=== WHAT YOU NEED TO DO ===
Exact repetition is required: output every record in full.

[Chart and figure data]
---

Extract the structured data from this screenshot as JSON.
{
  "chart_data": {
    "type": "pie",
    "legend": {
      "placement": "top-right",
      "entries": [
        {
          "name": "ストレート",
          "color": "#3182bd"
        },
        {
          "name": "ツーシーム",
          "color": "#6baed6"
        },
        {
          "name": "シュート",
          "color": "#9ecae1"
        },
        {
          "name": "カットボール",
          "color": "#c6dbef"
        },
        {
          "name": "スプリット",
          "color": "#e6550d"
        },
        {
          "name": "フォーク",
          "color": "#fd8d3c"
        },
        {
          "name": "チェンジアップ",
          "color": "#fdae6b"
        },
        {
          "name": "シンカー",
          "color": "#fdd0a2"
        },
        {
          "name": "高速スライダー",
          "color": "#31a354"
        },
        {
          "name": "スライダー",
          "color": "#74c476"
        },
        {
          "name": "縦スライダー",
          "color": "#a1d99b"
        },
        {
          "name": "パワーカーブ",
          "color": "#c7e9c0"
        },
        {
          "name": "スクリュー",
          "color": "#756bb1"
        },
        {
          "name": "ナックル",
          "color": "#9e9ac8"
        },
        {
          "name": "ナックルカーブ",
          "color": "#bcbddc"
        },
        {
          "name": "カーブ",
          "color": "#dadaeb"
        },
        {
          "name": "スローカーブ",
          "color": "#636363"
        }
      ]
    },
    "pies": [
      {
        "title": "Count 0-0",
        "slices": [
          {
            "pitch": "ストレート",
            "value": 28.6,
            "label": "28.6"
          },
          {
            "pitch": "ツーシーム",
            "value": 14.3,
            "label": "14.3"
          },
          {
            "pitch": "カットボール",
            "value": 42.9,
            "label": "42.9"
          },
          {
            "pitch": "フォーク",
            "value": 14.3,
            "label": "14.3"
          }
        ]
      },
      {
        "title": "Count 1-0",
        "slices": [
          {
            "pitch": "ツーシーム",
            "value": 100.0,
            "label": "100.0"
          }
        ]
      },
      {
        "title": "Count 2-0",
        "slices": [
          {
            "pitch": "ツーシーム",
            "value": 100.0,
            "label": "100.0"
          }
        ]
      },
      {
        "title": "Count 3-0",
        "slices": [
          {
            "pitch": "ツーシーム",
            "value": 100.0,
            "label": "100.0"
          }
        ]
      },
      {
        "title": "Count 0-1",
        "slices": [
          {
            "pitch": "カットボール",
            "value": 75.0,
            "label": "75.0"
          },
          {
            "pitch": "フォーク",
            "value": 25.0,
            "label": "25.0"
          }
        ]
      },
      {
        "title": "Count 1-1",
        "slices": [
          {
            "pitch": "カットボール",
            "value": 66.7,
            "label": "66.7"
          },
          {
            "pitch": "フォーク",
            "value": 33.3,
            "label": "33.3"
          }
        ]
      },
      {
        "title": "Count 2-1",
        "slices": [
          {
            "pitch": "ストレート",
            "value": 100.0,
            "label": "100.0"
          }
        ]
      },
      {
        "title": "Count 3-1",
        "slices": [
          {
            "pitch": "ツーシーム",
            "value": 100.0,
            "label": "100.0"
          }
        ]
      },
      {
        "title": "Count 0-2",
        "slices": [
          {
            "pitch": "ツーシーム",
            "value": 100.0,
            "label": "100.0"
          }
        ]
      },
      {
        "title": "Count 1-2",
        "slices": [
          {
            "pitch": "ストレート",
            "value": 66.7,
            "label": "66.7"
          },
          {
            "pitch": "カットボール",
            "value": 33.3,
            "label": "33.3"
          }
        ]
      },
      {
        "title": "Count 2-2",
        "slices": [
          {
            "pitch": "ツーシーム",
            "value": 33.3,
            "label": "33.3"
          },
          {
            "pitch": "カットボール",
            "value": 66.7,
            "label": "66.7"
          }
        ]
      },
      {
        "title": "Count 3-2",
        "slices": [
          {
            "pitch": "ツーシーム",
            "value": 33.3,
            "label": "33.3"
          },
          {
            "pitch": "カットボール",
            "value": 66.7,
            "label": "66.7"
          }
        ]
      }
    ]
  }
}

---

=== FINAL RESULT ===
Extract the structured data from this screenshot as JSON.
{
  "chart_data": {
    "type": "pie",
    "legend": {
      "placement": "top-right",
      "entries": [
        {
          "name": "ストレート",
          "color": "#3182bd"
        },
        {
          "name": "ツーシーム",
          "color": "#6baed6"
        },
        {
          "name": "シュート",
          "color": "#9ecae1"
        },
        {
          "name": "カットボール",
          "color": "#c6dbef"
        },
        {
          "name": "スプリット",
          "color": "#e6550d"
        },
        {
          "name": "フォーク",
          "color": "#fd8d3c"
        },
        {
          "name": "チェンジアップ",
          "color": "#fdae6b"
        },
        {
          "name": "シンカー",
          "color": "#fdd0a2"
        },
        {
          "name": "高速スライダー",
          "color": "#31a354"
        },
        {
          "name": "スライダー",
          "color": "#74c476"
        },
        {
          "name": "縦スライダー",
          "color": "#a1d99b"
        },
        {
          "name": "パワーカーブ",
          "color": "#c7e9c0"
        },
        {
          "name": "スクリュー",
          "color": "#756bb1"
        },
        {
          "name": "ナックル",
          "color": "#9e9ac8"
        },
        {
          "name": "ナックルカーブ",
          "color": "#bcbddc"
        },
        {
          "name": "カーブ",
          "color": "#dadaeb"
        },
        {
          "name": "スローカーブ",
          "color": "#636363"
        }
      ]
    },
    "pies": [
      {
        "title": "Count 0-0",
        "slices": [
          {
            "pitch": "ストレート",
            "value": 28.6,
            "label": "28.6"
          },
          {
            "pitch": "ツーシーム",
            "value": 14.3,
            "label": "14.3"
          },
          {
            "pitch": "カットボール",
            "value": 42.9,
            "label": "42.9"
          },
          {
            "pitch": "フォーク",
            "value": 14.3,
            "label": "14.3"
          }
        ]
      },
      {
        "title": "Count 1-0",
        "slices": [
          {
            "pitch": "ツーシーム",
            "value": 100.0,
            "label": "100.0"
          }
        ]
      },
      {
        "title": "Count 2-0",
        "slices": [
          {
            "pitch": "ツーシーム",
            "value": 100.0,
            "label": "100.0"
          }
        ]
      },
      {
        "title": "Count 3-0",
        "slices": [
          {
            "pitch": "ツーシーム",
            "value": 100.0,
            "label": "100.0"
          }
        ]
      },
      {
        "title": "Count 0-1",
        "slices": [
          {
            "pitch": "カットボール",
            "value": 75.0,
            "label": "75.0"
          },
          {
            "pitch": "フォーク",
            "value": 25.0,
            "label": "25.0"
          }
        ]
      },
      {
        "title": "Count 1-1",
        "slices": [
          {
            "pitch": "カットボール",
            "value": 66.7,
            "label": "66.7"
          },
          {
            "pitch": "フォーク",
            "value": 33.3,
            "label": "33.3"
          }
        ]
      },
      {
        "title": "Count 2-1",
        "slices": [
          {
            "pitch": "ストレート",
            "value": 100.0,
            "label": "100.0"
          }
        ]
      },
      {
        "title": "Count 3-1",
        "slices": [
          {
            "pitch": "ツーシーム",
            "value": 100.0,
            "label": "100.0"
          }
        ]
      },
      {
        "title": "Count 0-2",
        "slices": [
          {
            "pitch": "ツーシーム",
            "value": 100.0,
            "label": "100.0"
          }
        ]
      },
      {
        "title": "Count 1-2",
        "slices": [
          {
            "pitch": "ストレート",
            "value": 66.7,
            "label": "66.7"
          },
          {
            "pitch": "カットボール",
            "value": 33.3,
            "label": "33.3"
          }
        ]
      },
      {
        "title": "Count 2-2",
        "slices": [
          {
            "pitch": "ツーシーム",
            "value": 33.3,
            "label": "33.3"
          },
          {
            "pitch": "カットボール",
            "value": 66.7,
            "label": "66.7"
          }
        ]
      },
      {
        "title": "Count 3-2",
        "slices": [
          {
            "pitch": "ツーシーム",
            "value": 33.3,
            "label": "33.3"
          },
          {
            "pitch": "カットボール",
            "value": 66.7,
            "label": "66.7"
          }
        ]
      }
    ]
  }
}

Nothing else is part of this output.